SHORT EXERCISE
Exclude any images and output the remaining records exactly.

--- BEGIN RECORDS FOR THIS TASK ---

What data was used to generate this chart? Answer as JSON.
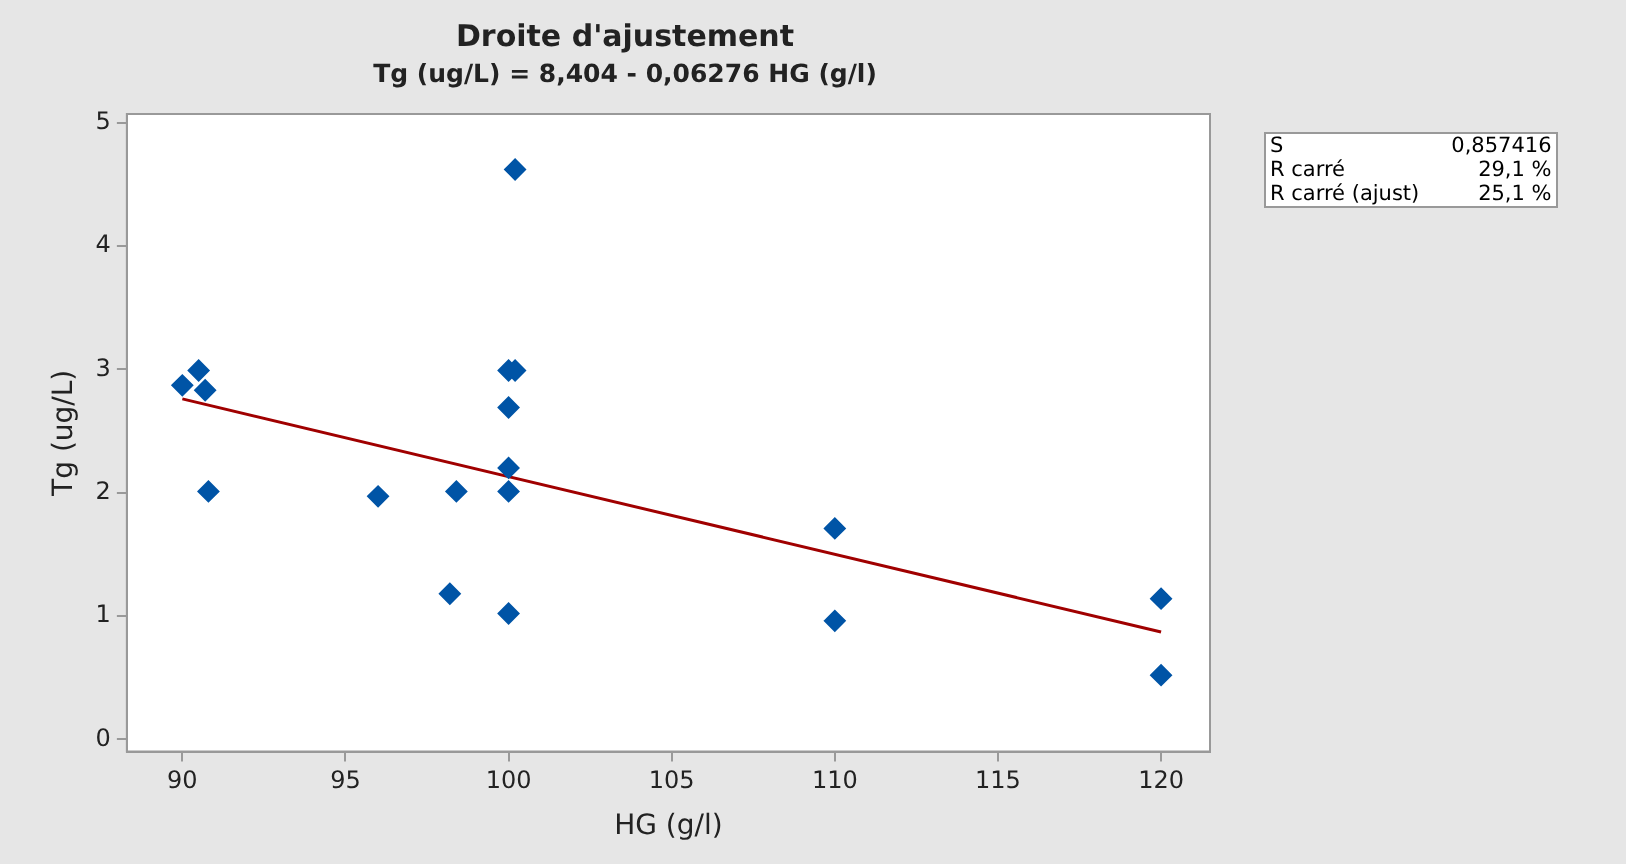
{
  "chart_data": {
    "type": "scatter",
    "title": "Droite d'ajustement",
    "subtitle": "Tg (ug/L) = 8,404 - 0,06276 HG (g/l)",
    "xlabel": "HG (g/l)",
    "ylabel": "Tg (ug/L)",
    "xlim": [
      88.3,
      121.5
    ],
    "xticks": [
      90,
      95,
      100,
      105,
      110,
      115,
      120
    ],
    "ylim": [
      -0.1,
      5.07
    ],
    "yticks": [
      0,
      1,
      2,
      3,
      4,
      5
    ],
    "grid": false,
    "legend": false,
    "series": [
      {
        "marker": "diamond",
        "color": "#0054a6",
        "x": [
          90,
          90.5,
          90.7,
          90.8,
          96,
          98.4,
          98.2,
          100,
          100,
          100,
          100,
          100,
          100.2,
          100.2,
          110,
          110,
          120,
          120
        ],
        "values": [
          2.87,
          2.99,
          2.83,
          2.01,
          1.97,
          2.01,
          1.18,
          1.02,
          2.01,
          2.2,
          2.69,
          2.99,
          2.99,
          4.62,
          1.71,
          0.96,
          1.14,
          0.52
        ]
      },
      {
        "type": "line",
        "marker": "none",
        "color": "#a00000",
        "x": [
          90,
          120
        ],
        "values": [
          2.76,
          0.87
        ]
      }
    ],
    "annotations": [
      "S\t0,857416",
      "R carré\t29,1 %",
      "R carré (ajust)\t25,1 %"
    ]
  }
}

--- END RECORDS FOR THIS TASK ---

COMPLETE ANSWER
What data was used to generate this chart? Answer as JSON.
{
  "chart_data": {
    "type": "scatter",
    "title": "Droite d'ajustement",
    "subtitle": "Tg (ug/L) = 8,404 - 0,06276 HG (g/l)",
    "xlabel": "HG (g/l)",
    "ylabel": "Tg (ug/L)",
    "xlim": [
      88.3,
      121.5
    ],
    "xticks": [
      90,
      95,
      100,
      105,
      110,
      115,
      120
    ],
    "ylim": [
      -0.1,
      5.07
    ],
    "yticks": [
      0,
      1,
      2,
      3,
      4,
      5
    ],
    "grid": false,
    "legend": false,
    "series": [
      {
        "marker": "diamond",
        "color": "#0054a6",
        "x": [
          90,
          90.5,
          90.7,
          90.8,
          96,
          98.4,
          98.2,
          100,
          100,
          100,
          100,
          100,
          100.2,
          100.2,
          110,
          110,
          120,
          120
        ],
        "values": [
          2.87,
          2.99,
          2.83,
          2.01,
          1.97,
          2.01,
          1.18,
          1.02,
          2.01,
          2.2,
          2.69,
          2.99,
          2.99,
          4.62,
          1.71,
          0.96,
          1.14,
          0.52
        ]
      },
      {
        "type": "line",
        "marker": "none",
        "color": "#a00000",
        "x": [
          90,
          120
        ],
        "values": [
          2.76,
          0.87
        ]
      }
    ],
    "annotations": [
      "S\t0,857416",
      "R carré\t29,1 %",
      "R carré (ajust)\t25,1 %"
    ]
  }
}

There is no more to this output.